[Start of Data supplied]

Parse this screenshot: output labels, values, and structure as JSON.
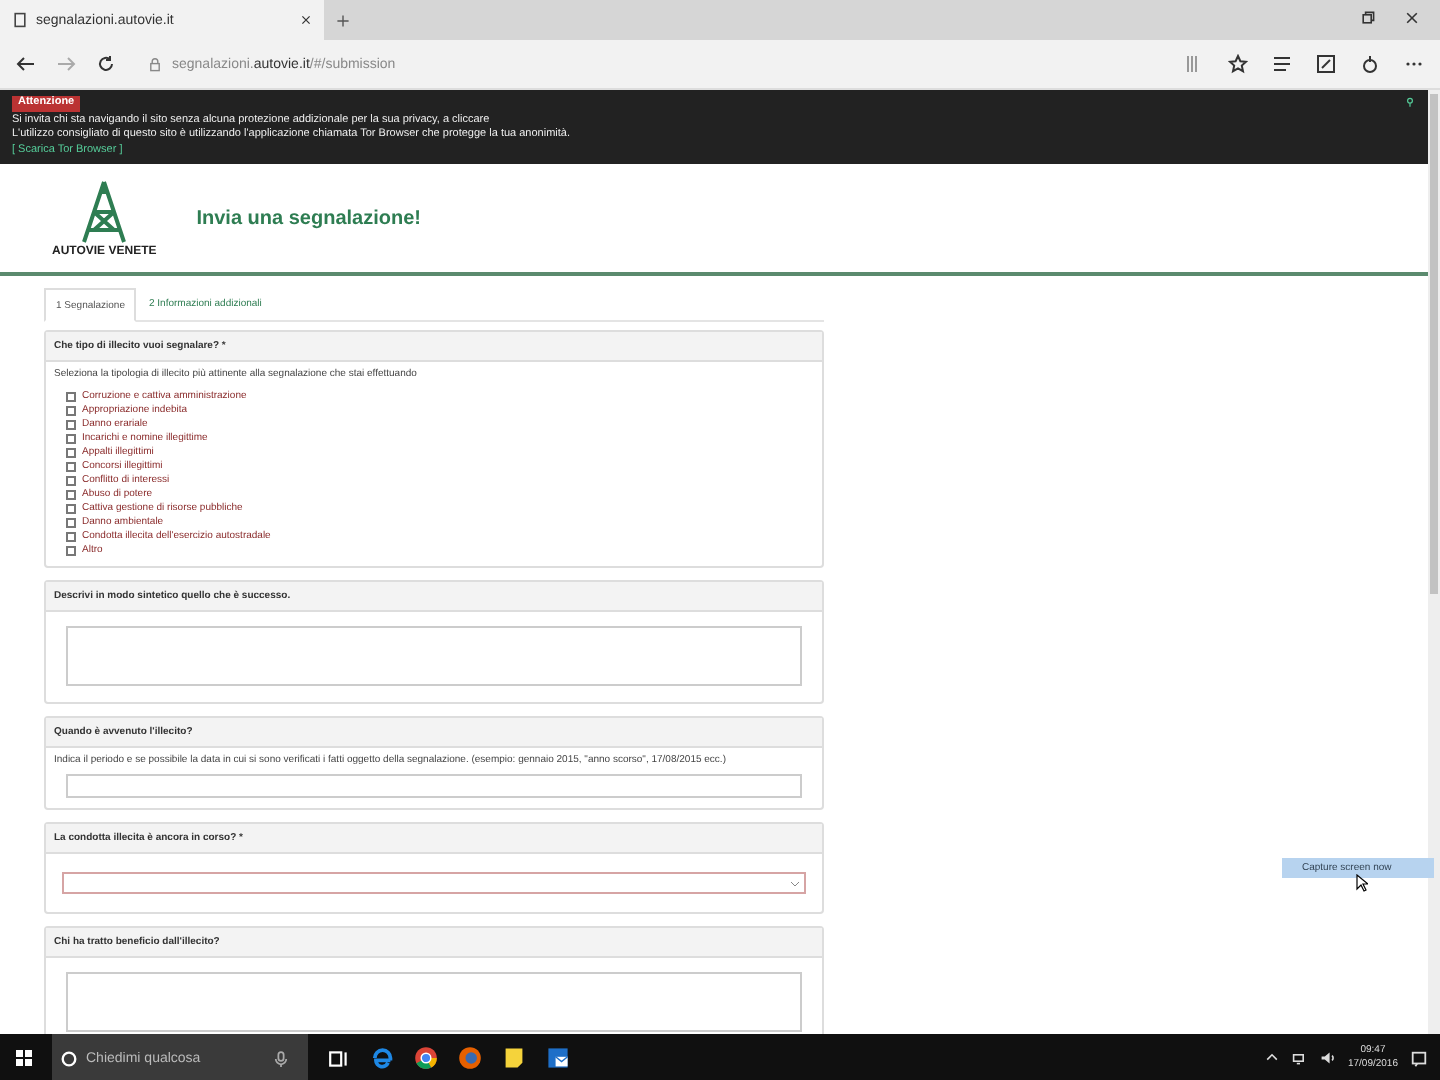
{
  "browser": {
    "tab_title": "segnalazioni.autovie.it",
    "url_host": "segnalazioni.",
    "url_domain": "autovie.it",
    "url_path": "/#/submission"
  },
  "notice": {
    "badge": "Attenzione",
    "lines": [
      "Si invita chi sta navigando il sito senza alcuna protezione addizionale per la sua privacy, a cliccare",
      "L'utilizzo consigliato di questo sito è utilizzando l'applicazione chiamata Tor Browser che protegge la tua anonimità."
    ],
    "link": "[ Scarica Tor Browser ]"
  },
  "header": {
    "logo_text": "AUTOVIE VENETE",
    "title": "Invia una segnalazione!"
  },
  "steps": [
    {
      "label": "1  Segnalazione",
      "selected": true
    },
    {
      "label": "2  Informazioni addizionali",
      "selected": false
    }
  ],
  "questions": [
    {
      "kind": "checkboxes",
      "title": "Che tipo di illecito vuoi segnalare? *",
      "hint": "Seleziona la tipologia di illecito più attinente alla segnalazione che stai effettuando",
      "options": [
        {
          "label": "Corruzione e cattiva amministrazione",
          "checked": false
        },
        {
          "label": "Appropriazione indebita",
          "checked": false
        },
        {
          "label": "Danno erariale",
          "checked": false
        },
        {
          "label": "Incarichi e nomine illegittime",
          "checked": false
        },
        {
          "label": "Appalti illegittimi",
          "checked": false
        },
        {
          "label": "Concorsi illegittimi",
          "checked": false
        },
        {
          "label": "Conflitto di interessi",
          "checked": false
        },
        {
          "label": "Abuso di potere",
          "checked": false
        },
        {
          "label": "Cattiva gestione di risorse pubbliche",
          "checked": false
        },
        {
          "label": "Danno ambientale",
          "checked": false
        },
        {
          "label": "Condotta illecita dell'esercizio autostradale",
          "checked": false
        },
        {
          "label": "Altro",
          "checked": false
        }
      ]
    },
    {
      "kind": "textarea",
      "title": "Descrivi in modo sintetico quello che è successo."
    },
    {
      "kind": "input",
      "title": "Quando è avvenuto l'illecito?",
      "hint": "Indica il periodo e se possibile la data in cui si sono verificati i fatti oggetto della segnalazione. (esempio: gennaio 2015, \"anno scorso\", 17/08/2015 ecc.)"
    },
    {
      "kind": "select",
      "title": "La condotta illecita è ancora in corso? *"
    },
    {
      "kind": "textarea",
      "title": "Chi ha tratto beneficio dall'illecito?"
    }
  ],
  "tooltip": "Capture screen now",
  "taskbar": {
    "search_placeholder": "Chiedimi qualcosa",
    "time": "09:47",
    "date": "17/09/2016"
  }
}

[End of Data supplied]

Count every line of the material above that holds the string "illegittimi", then state only the total.

2